═══ Records provided

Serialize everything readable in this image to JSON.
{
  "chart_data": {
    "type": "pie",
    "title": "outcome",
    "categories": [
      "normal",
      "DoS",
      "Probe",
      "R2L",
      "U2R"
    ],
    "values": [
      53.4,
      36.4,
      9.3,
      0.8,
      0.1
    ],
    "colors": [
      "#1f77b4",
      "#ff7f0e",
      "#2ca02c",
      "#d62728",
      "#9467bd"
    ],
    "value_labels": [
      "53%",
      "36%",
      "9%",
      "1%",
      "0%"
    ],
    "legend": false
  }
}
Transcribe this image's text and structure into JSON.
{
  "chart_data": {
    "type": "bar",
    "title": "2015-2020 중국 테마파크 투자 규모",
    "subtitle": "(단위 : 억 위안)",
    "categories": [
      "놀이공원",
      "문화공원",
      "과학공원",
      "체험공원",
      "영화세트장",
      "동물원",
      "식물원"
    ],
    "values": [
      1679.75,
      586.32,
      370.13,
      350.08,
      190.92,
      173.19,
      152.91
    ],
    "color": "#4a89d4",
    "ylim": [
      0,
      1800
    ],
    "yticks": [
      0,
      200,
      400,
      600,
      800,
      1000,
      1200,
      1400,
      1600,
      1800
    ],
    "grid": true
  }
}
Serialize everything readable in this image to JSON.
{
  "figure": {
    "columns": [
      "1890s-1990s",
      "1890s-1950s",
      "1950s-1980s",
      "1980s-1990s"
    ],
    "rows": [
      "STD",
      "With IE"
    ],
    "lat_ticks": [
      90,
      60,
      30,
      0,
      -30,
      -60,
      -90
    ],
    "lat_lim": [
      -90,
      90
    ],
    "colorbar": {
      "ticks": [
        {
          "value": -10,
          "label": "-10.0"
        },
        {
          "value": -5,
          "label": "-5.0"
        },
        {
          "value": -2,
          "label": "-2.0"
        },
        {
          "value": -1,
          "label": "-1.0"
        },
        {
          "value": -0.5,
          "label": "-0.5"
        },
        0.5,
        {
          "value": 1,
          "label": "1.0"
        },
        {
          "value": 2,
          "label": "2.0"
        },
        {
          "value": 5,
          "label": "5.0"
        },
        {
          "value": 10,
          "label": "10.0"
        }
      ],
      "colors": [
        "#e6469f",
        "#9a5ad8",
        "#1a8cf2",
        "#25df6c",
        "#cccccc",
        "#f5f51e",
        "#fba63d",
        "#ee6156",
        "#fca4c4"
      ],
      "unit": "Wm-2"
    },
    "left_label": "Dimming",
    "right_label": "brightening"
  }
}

══════

* [Aim of the task] Repeat every line of the records above exactly.

* [Solution]
Serialize everything readable in this image to JSON.
{
  "chart_data": {
    "type": "pie",
    "title": "outcome",
    "categories": [
      "normal",
      "DoS",
      "Probe",
      "R2L",
      "U2R"
    ],
    "values": [
      53.4,
      36.4,
      9.3,
      0.8,
      0.1
    ],
    "colors": [
      "#1f77b4",
      "#ff7f0e",
      "#2ca02c",
      "#d62728",
      "#9467bd"
    ],
    "value_labels": [
      "53%",
      "36%",
      "9%",
      "1%",
      "0%"
    ],
    "legend": false
  }
}
Transcribe this image's text and structure into JSON.
{
  "chart_data": {
    "type": "bar",
    "title": "2015-2020 중국 테마파크 투자 규모",
    "subtitle": "(단위 : 억 위안)",
    "categories": [
      "놀이공원",
      "문화공원",
      "과학공원",
      "체험공원",
      "영화세트장",
      "동물원",
      "식물원"
    ],
    "values": [
      1679.75,
      586.32,
      370.13,
      350.08,
      190.92,
      173.19,
      152.91
    ],
    "color": "#4a89d4",
    "ylim": [
      0,
      1800
    ],
    "yticks": [
      0,
      200,
      400,
      600,
      800,
      1000,
      1200,
      1400,
      1600,
      1800
    ],
    "grid": true
  }
}
Serialize everything readable in this image to JSON.
{
  "figure": {
    "columns": [
      "1890s-1990s",
      "1890s-1950s",
      "1950s-1980s",
      "1980s-1990s"
    ],
    "rows": [
      "STD",
      "With IE"
    ],
    "lat_ticks": [
      90,
      60,
      30,
      0,
      -30,
      -60,
      -90
    ],
    "lat_lim": [
      -90,
      90
    ],
    "colorbar": {
      "ticks": [
        {
          "value": -10,
          "label": "-10.0"
        },
        {
          "value": -5,
          "label": "-5.0"
        },
        {
          "value": -2,
          "label": "-2.0"
        },
        {
          "value": -1,
          "label": "-1.0"
        },
        {
          "value": -0.5,
          "label": "-0.5"
        },
        0.5,
        {
          "value": 1,
          "label": "1.0"
        },
        {
          "value": 2,
          "label": "2.0"
        },
        {
          "value": 5,
          "label": "5.0"
        },
        {
          "value": 10,
          "label": "10.0"
        }
      ],
      "colors": [
        "#e6469f",
        "#9a5ad8",
        "#1a8cf2",
        "#25df6c",
        "#cccccc",
        "#f5f51e",
        "#fba63d",
        "#ee6156",
        "#fca4c4"
      ],
      "unit": "Wm-2"
    },
    "left_label": "Dimming",
    "right_label": "brightening"
  }
}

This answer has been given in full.